Ivan Božić

Personal information
- Date of birth: 8 June 1997 (age 28)
- Place of birth: Vinkovci, Croatia
- Height: 1.81 m (5 ft 11 in)
- Position: Forward

Team information
- Current team: Slaven Belupo
- Number: 9

Youth career
- 2005–2009: Croatia Novi Jankovci
- 2009–2010: Cibalia
- 2010–2011: Croatia Novi Jankovci
- 2011: Cibalia
- 2012: HAŠK Sokol Stari Jankovci
- 2012–2014: Cibalia
- 2014–2016: Dinamo Zagreb

Senior career*
- Years: Team / Apps / (Gls)
- 2015–2021: Dinamo Zagreb II / 57 / (14)
- 2016–2021: Dinamo Zagreb / 1 / (0)
- 2018: → Lokomotiva (loan) / 5 / (0)
- 2019: → Rudeš (loan) / 16 / (0)
- 2019–2021: → Celje (loan) / 63 / (16)
- 2021–2023: Celje / 40 / (7)
- 2023–2025: Šibenik / 62 / (15)
- 2025–: Slaven Belupo / 6 / (1)

International career
- 2013: Croatia U17 / 1 / (0)
- 2015: Croatia U18 / 2 / (2)
- 2015–2016: Croatia U19 / 11 / (3)
- 2018: Croatia U20 / 1 / (0)

■ Provided material

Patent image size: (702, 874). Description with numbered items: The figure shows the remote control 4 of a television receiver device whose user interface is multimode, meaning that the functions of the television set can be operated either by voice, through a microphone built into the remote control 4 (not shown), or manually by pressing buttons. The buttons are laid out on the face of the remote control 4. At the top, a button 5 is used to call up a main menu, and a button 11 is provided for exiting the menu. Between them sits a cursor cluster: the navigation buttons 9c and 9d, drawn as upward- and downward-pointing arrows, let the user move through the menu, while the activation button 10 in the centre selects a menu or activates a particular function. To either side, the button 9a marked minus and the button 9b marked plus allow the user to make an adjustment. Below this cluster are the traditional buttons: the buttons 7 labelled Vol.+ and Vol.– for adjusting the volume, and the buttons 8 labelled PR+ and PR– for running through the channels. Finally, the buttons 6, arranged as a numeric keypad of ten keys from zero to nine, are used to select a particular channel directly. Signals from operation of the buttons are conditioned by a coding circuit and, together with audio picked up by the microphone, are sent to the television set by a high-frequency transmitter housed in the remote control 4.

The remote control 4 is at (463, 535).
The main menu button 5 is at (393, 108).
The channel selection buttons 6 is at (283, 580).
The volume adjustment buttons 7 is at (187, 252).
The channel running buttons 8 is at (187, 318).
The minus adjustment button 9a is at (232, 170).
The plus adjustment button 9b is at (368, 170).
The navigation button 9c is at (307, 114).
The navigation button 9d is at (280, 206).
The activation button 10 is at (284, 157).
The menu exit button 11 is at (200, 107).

■ Tasks to perform
a) Condense the "Personal information" section of the Ivan Božić profile into a single sentence that keeps all of its facts.
b) For each statement, say whether it agrees with the Ivan Božić profile, answering yes or no and quoting the words that decide it.
(i) Božić made more senior appearances for Celje while on loan than after joining the club outright.
(ii) Božić scored at least one goal for Croatia U20.
(iii) Božić's youth career ended at Cibalia.

■ Results of the exercise
a) Ivan Božić, a 1.81 m (5 ft 11 in) forward, was born on 8 June 1997 in Vinkovci, Croatia, and is 28.

b)
(i) Yes: "2019–2021: → Celje (loan) / 63 / (16)" against "2021–2023: Celje / 40 / (7)".
(ii) No: "2018: Croatia U20 / 1 / (0)".
(iii) No: "2014–2016: Dinamo Zagreb".